-- BEGIN DATA FOR THIS EXERCISE --
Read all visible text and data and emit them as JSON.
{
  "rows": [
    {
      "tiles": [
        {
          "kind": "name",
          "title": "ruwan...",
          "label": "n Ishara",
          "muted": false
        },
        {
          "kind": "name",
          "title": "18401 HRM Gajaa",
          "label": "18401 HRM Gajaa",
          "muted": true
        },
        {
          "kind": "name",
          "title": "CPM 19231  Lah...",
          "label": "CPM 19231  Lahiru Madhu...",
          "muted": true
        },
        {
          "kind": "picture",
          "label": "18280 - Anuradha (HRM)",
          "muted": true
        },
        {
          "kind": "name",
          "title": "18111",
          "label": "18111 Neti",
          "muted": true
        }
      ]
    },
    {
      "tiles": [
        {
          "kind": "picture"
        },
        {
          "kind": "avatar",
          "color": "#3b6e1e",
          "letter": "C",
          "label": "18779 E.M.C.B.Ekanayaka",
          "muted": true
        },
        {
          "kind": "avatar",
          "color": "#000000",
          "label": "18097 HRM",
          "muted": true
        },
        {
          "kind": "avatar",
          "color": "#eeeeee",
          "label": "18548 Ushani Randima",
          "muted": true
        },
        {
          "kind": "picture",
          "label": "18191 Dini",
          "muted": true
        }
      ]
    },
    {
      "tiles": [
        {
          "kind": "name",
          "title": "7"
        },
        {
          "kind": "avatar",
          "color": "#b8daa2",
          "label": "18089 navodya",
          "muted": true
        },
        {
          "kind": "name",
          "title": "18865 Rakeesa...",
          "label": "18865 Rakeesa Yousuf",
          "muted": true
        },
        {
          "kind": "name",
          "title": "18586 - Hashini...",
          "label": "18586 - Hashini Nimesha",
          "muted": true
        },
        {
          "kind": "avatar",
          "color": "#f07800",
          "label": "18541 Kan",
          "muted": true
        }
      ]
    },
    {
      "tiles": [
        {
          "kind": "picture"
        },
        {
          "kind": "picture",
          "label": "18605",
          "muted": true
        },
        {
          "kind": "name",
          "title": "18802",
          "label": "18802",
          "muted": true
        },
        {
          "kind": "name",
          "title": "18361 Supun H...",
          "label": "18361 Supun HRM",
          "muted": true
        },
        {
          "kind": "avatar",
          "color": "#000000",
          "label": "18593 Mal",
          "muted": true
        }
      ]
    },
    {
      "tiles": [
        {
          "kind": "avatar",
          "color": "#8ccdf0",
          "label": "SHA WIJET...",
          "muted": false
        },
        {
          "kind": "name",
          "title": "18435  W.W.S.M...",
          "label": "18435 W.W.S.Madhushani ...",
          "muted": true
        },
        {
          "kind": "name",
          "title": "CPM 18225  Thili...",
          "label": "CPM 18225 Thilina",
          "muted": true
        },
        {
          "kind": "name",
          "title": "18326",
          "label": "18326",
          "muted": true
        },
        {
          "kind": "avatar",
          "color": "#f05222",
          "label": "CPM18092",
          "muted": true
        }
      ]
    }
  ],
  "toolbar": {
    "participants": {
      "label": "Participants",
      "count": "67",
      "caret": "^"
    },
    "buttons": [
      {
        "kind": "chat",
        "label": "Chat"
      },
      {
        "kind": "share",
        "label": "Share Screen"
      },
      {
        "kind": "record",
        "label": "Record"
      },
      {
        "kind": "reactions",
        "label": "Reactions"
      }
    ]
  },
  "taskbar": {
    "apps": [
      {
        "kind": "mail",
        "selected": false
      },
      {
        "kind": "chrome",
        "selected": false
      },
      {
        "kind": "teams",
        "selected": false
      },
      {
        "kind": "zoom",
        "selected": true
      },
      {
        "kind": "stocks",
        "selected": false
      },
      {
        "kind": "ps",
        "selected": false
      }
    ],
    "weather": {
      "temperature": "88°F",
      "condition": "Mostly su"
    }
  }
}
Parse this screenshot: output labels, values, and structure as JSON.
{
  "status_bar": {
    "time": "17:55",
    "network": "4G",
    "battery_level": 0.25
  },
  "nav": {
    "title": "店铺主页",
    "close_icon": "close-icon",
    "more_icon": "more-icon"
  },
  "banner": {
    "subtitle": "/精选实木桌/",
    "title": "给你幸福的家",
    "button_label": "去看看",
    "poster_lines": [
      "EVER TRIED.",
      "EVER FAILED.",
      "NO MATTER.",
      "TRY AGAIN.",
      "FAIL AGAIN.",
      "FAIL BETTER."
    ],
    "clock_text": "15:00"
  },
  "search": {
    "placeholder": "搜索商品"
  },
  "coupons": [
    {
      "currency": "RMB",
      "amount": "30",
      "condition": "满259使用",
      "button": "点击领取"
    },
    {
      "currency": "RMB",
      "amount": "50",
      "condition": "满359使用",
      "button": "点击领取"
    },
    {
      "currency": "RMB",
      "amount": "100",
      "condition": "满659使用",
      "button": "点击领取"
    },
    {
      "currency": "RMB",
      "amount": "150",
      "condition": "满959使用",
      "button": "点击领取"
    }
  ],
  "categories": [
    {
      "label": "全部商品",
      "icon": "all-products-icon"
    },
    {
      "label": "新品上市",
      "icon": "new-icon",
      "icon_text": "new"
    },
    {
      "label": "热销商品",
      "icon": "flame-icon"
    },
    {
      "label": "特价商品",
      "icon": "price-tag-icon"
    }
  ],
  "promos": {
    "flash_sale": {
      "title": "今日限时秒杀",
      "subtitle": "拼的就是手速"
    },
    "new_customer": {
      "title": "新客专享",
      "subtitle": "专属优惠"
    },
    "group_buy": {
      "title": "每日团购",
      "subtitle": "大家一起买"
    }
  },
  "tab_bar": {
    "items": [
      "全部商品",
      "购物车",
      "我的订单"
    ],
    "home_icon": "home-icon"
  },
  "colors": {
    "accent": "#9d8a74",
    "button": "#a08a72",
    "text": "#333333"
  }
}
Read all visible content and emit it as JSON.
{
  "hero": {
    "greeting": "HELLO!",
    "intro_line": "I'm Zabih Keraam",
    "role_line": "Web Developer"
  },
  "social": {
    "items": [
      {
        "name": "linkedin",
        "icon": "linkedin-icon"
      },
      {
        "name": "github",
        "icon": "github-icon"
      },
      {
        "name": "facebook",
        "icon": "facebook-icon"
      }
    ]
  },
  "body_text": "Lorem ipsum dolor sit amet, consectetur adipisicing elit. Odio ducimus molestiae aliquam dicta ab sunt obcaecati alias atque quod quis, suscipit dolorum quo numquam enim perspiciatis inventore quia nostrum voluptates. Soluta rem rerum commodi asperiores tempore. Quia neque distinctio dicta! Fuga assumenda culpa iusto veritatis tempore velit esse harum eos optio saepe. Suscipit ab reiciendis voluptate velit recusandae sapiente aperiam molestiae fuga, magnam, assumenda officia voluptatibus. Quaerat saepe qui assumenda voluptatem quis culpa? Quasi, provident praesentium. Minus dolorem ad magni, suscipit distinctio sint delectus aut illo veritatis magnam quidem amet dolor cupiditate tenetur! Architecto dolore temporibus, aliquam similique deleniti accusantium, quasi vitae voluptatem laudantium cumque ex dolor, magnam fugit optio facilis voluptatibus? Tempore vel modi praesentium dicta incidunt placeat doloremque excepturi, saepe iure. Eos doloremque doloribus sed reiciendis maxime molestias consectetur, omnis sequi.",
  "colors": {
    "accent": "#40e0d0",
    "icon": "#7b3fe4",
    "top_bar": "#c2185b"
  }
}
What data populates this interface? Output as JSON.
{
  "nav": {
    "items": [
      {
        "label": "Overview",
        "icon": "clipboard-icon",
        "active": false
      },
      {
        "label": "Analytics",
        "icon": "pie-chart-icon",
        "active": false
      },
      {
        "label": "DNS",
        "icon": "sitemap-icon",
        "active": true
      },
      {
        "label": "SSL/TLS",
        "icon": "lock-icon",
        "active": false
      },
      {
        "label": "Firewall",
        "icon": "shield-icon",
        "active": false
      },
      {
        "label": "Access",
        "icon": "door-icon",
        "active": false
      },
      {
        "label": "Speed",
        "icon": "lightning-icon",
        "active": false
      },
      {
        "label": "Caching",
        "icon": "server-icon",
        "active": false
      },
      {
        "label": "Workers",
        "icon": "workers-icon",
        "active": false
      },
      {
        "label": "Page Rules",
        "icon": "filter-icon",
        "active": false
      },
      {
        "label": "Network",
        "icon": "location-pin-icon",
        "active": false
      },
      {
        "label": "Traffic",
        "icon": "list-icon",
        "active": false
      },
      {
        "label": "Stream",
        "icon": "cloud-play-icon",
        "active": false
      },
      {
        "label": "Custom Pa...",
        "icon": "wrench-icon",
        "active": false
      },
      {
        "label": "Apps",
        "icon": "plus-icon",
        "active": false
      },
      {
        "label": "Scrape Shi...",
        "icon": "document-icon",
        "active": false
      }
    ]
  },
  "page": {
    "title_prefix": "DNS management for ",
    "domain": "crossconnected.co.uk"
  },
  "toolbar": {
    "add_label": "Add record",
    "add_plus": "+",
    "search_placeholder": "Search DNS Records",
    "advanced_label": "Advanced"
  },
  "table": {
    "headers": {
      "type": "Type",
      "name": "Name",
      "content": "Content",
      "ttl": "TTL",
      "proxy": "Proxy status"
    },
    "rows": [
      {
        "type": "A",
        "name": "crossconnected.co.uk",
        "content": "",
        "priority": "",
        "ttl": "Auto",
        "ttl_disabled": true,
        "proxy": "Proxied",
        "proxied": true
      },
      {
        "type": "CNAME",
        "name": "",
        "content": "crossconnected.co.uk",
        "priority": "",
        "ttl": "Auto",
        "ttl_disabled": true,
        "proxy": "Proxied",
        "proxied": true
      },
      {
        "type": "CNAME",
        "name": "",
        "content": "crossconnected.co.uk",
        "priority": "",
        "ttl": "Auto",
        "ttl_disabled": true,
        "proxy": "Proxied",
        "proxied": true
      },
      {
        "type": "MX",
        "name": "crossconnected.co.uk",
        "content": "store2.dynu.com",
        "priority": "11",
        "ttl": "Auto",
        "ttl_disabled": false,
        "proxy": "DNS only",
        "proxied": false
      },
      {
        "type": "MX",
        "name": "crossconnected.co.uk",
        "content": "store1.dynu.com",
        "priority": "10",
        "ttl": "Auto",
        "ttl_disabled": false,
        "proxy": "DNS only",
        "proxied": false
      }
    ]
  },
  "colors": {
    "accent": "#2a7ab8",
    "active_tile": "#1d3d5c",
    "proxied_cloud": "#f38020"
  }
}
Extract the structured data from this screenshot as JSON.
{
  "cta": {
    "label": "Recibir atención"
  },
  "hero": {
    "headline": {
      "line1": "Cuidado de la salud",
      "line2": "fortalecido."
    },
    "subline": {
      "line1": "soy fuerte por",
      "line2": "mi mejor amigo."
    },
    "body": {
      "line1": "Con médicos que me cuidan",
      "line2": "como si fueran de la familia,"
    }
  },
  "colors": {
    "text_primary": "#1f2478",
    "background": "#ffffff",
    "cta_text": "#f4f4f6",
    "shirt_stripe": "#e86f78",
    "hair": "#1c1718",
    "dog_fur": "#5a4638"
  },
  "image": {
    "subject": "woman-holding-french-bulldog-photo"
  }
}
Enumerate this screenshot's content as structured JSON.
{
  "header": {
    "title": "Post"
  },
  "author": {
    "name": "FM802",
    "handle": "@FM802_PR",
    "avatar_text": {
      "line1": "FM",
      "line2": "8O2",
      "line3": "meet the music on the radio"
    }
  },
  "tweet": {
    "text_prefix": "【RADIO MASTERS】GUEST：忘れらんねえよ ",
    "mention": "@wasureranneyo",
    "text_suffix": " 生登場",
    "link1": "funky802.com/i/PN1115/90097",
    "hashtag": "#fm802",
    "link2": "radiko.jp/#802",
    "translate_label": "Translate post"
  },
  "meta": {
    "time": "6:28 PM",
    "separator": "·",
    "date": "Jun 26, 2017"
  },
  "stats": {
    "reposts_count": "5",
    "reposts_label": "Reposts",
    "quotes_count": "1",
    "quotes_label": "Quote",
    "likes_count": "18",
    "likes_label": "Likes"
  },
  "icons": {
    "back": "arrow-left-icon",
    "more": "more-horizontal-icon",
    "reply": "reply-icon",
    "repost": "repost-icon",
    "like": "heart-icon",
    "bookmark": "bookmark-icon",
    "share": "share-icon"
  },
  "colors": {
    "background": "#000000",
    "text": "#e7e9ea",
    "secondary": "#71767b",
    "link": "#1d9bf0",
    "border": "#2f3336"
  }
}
-- END DATA FOR THIS EXERCISE --
*WORK INSTRUCTIONS:* Read the data above and pull out each line that holds the string "amount".

*EXERCISE RESPONSE:*
      "amount": "30",
      "amount": "50",
      "amount": "100",
      "amount": "150",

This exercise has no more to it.